### TASK STATEMENT:
Scan the material that follows. Copy every line containing the word "Reglamento".

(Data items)
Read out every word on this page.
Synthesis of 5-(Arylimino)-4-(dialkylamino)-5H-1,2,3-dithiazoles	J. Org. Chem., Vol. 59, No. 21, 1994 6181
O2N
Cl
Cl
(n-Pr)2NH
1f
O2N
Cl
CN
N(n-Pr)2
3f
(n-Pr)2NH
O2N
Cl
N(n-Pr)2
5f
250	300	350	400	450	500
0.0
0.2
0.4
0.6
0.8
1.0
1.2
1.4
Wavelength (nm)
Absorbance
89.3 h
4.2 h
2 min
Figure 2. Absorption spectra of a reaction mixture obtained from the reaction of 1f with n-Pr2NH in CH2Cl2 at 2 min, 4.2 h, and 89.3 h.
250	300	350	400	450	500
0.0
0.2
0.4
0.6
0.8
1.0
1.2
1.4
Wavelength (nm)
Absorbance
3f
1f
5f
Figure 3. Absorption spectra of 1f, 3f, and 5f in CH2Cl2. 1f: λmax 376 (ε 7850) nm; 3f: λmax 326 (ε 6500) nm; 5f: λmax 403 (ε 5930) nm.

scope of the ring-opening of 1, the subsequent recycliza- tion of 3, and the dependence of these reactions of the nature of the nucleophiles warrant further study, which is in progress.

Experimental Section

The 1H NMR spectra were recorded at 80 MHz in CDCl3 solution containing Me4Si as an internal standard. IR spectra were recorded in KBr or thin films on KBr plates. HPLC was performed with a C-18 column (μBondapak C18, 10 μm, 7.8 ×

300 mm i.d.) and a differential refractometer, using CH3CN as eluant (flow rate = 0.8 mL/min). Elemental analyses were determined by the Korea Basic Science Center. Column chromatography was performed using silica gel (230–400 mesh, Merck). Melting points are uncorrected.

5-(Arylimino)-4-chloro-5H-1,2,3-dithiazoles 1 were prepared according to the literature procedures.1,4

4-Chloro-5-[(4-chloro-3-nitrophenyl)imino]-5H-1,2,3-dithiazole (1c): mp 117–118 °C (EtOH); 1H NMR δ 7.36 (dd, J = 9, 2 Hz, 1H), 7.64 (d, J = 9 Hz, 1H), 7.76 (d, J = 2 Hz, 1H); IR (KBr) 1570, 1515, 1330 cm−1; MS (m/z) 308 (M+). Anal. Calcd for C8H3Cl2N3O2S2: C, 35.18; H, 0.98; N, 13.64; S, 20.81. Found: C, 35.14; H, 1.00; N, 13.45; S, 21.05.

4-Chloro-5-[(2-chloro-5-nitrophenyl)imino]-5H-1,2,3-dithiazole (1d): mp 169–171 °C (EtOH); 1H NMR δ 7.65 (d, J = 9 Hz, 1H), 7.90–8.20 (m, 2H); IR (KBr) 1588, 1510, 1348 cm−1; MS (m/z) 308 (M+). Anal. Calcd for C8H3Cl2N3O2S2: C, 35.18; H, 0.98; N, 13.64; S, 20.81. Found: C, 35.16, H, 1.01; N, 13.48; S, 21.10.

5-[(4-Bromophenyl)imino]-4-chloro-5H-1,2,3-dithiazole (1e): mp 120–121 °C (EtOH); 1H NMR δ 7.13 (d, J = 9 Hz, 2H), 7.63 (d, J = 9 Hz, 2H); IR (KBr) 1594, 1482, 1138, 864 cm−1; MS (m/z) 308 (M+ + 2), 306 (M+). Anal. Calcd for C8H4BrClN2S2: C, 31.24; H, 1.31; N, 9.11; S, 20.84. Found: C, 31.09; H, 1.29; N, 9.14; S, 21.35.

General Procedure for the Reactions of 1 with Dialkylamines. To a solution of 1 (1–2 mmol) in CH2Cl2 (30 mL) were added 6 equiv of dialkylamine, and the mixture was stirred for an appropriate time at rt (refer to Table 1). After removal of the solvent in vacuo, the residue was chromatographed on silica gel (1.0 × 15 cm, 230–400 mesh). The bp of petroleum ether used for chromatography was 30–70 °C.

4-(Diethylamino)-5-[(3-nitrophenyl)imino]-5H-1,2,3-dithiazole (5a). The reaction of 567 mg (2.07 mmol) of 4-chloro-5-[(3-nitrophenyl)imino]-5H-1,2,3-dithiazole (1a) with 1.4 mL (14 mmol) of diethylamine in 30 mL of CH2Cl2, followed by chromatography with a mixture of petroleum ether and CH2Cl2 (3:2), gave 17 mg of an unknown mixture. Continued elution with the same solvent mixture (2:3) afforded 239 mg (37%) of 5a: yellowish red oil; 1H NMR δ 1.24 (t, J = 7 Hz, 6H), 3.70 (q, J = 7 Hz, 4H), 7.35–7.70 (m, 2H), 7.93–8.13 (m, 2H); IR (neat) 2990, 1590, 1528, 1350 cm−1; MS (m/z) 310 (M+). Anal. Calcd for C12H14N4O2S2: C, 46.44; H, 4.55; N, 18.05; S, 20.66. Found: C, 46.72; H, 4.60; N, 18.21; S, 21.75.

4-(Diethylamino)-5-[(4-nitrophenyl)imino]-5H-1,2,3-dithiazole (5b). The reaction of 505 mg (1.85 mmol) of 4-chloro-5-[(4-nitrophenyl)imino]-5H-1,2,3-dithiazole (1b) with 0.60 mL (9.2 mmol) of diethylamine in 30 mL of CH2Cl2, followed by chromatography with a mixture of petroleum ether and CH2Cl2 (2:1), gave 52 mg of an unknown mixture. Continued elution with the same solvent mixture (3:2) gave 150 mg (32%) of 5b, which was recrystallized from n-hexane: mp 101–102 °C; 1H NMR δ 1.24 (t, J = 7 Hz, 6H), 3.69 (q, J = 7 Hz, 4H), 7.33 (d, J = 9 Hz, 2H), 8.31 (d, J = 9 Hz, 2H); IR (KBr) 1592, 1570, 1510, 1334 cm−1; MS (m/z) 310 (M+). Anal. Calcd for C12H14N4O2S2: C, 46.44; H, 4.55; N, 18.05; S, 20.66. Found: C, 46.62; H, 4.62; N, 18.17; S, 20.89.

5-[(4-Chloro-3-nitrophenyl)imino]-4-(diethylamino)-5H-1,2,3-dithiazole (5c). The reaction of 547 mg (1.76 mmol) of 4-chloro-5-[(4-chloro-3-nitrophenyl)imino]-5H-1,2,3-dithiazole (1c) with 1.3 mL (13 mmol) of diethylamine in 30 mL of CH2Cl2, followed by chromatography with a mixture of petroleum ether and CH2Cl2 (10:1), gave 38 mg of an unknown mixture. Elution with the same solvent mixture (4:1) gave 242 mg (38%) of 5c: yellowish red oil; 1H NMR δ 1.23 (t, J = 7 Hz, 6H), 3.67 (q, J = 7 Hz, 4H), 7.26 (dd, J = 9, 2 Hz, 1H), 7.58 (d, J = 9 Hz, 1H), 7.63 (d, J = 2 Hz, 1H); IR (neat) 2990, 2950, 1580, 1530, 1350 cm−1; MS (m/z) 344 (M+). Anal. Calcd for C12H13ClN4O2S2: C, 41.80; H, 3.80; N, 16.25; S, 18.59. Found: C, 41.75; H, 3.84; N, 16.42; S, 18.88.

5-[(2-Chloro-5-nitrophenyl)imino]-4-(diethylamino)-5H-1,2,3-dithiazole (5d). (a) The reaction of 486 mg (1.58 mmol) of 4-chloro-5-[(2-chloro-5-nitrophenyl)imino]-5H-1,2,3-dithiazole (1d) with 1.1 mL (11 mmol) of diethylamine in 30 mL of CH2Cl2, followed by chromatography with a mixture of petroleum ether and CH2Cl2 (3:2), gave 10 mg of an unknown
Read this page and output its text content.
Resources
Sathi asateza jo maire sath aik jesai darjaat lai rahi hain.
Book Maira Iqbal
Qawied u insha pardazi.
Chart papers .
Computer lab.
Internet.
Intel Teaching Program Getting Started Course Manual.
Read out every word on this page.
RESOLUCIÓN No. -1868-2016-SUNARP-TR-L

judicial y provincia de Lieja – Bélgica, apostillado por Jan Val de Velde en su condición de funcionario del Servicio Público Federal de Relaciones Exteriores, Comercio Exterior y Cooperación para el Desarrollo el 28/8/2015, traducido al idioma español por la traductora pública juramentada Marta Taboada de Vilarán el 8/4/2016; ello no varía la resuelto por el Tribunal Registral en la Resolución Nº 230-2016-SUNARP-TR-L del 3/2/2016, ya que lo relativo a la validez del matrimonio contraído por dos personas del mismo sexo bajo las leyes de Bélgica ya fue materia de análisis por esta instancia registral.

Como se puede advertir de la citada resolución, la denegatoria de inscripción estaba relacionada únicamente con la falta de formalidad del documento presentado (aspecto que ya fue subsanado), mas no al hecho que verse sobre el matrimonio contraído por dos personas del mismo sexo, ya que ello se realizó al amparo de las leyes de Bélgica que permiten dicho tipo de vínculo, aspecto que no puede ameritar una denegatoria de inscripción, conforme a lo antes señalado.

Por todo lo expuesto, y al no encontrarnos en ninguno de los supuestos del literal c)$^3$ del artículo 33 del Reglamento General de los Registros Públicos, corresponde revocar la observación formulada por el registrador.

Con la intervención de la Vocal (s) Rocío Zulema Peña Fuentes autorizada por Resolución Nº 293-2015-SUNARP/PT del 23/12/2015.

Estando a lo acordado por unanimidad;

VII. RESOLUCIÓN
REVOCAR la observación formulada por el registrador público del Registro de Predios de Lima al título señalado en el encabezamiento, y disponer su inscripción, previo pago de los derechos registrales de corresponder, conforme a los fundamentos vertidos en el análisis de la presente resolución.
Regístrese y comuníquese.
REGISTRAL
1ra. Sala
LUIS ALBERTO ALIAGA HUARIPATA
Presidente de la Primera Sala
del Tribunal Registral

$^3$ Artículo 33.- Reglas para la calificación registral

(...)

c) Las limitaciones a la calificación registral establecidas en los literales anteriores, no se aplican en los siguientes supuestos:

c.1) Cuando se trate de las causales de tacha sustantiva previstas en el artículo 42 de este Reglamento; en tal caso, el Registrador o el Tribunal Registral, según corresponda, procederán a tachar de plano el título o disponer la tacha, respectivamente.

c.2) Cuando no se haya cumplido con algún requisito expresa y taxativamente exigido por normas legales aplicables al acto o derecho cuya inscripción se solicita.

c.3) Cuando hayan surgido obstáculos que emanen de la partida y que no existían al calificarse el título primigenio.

### EXERCISE RESULT:
Por todo lo expuesto, y al no encontrarnos en ninguno de los supuestos del literal c)$^3$ del artículo 33 del Reglamento General de los Registros Públicos, corresponde revocar la observación formulada por el registrador.
c.1) Cuando se trate de las causales de tacha sustantiva previstas en el artículo 42 de este Reglamento; en tal caso, el Registrador o el Tribunal Registral, según corresponda, procederán a tachar de plano el título o disponer la tacha, respectivamente.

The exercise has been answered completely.